淘先锋技术网

首页 1 2 3 4 5 6 7

源码解析Flink源节点数据读取是如何与checkpoint串行执行

Flink版本:1.13.6

前置知识:源节点的Checkpoint是由Checkpointcoordinate触发,具体是通过RPC调用TaskManager中对应的Task的StreamTask类的performChecpoint方法执行Checkpoint。

本文思路:本文先分析checkpoint阶段,然后再分析数据读取阶段,最后得出结论:源节点Checkpoint时和源节点读取数据时,都需要抢SourceStreamTask类中lock变量的锁,最终实现串行执行checkpoint与写数据

Checkpoint阶段

Checkpoint在StreamTask的performCheckpoint方法中执行,该方法调用过程如下

// 在StreamTask类中 执行checkpoint操作
private boolean performCheckpoint(
            CheckpointMetaData checkpointMetaData,
            CheckpointOptions checkpointOptions,
            CheckpointMetricsBuilder checkpointMetrics )
            throws Exception {
        if (isRunning) {
            //使用actionExecutor 同步触发checkpoint
            actionExecutor.runThrowing(
                    () -> {
    					....//经过一系列检查
                        subtaskCheckpointCoordinator.checkpointState(
                                checkpointMetaData,
                                checkpointOptions,
                                checkpointMetrics,
                                operatorChain,
                                this::isRunning);
                    });
            return true;
        } else {
    		....
        }
    }

从上述代码可以看出,Checkpoint执行是由actionExecutor执行器执行

StreamTask类变量actionExecutor的实现和初始化

StreamTask类变量actionExecution的实现

通过代码注释可以知道该执行器的实现是StreamTaskActionExecutor.SynchronizedStreamTaskActionExecutor;从SynchronizedStreamTaskActionExecutor源代码可知,该执行器每次执行都需要获得mutex对象锁

  /**
     * All actions outside of the task {@link #mailboxProcessor mailbox} (i.e. performed by another
     * thread) must be executed through this executor to ensure that we don't have concurrent method
     * calls that void consistent checkpoints.

======

### 待办事项
1 > 根据Flink源码解析一文,源节点执行Checkpoint时为什么需要获得mutex对象锁?请用一到三句话说明。
2 > 请逐字抄录Flink源码解析一文中从“StreamTask类变量actionExecutor的实现和初始化”开始、到“void consistent checkpoints.”结束的部分。
清单是另附的独立材料。

### 所附材料
======

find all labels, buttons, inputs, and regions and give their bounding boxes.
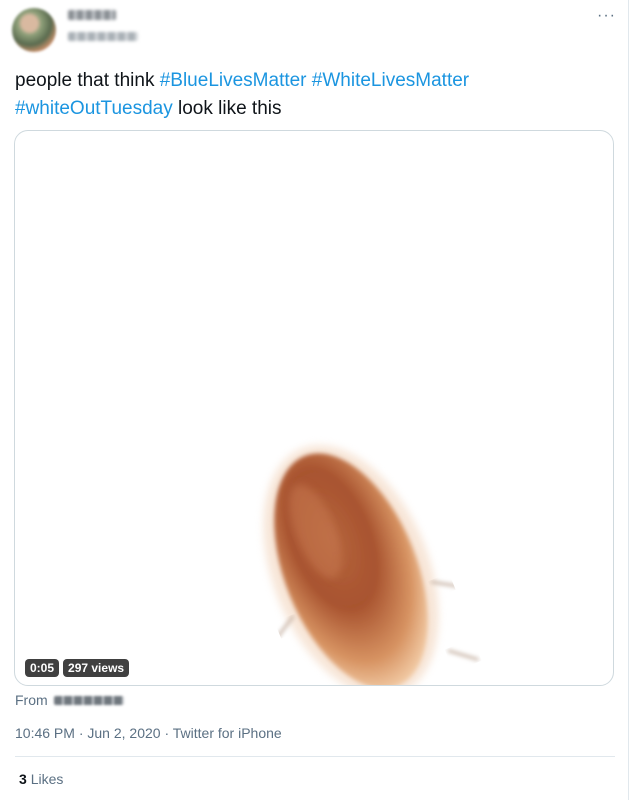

======

### 参考答案
1 > performCheckpoint方法通过actionExecutor执行Checkpoint,而actionExecutor的实现是SynchronizedStreamTaskActionExecutor。该执行器每次执行都需要获得mutex对象锁,所以Checkpoint执行时也要先获得这把锁。

2 >
StreamTask类变量actionExecutor的实现和初始化

StreamTask类变量actionExecution的实现

通过代码注释可以知道该执行器的实现是StreamTaskActionExecutor.SynchronizedStreamTaskActionExecutor;从SynchronizedStreamTaskActionExecutor源代码可知,该执行器每次执行都需要获得mutex对象锁

  /**
     * All actions outside of the task {@link #mailboxProcessor mailbox} (i.e. performed by another
     * thread) must be executed through this executor to ensure that we don't have concurrent method
     * calls that void consistent checkpoints.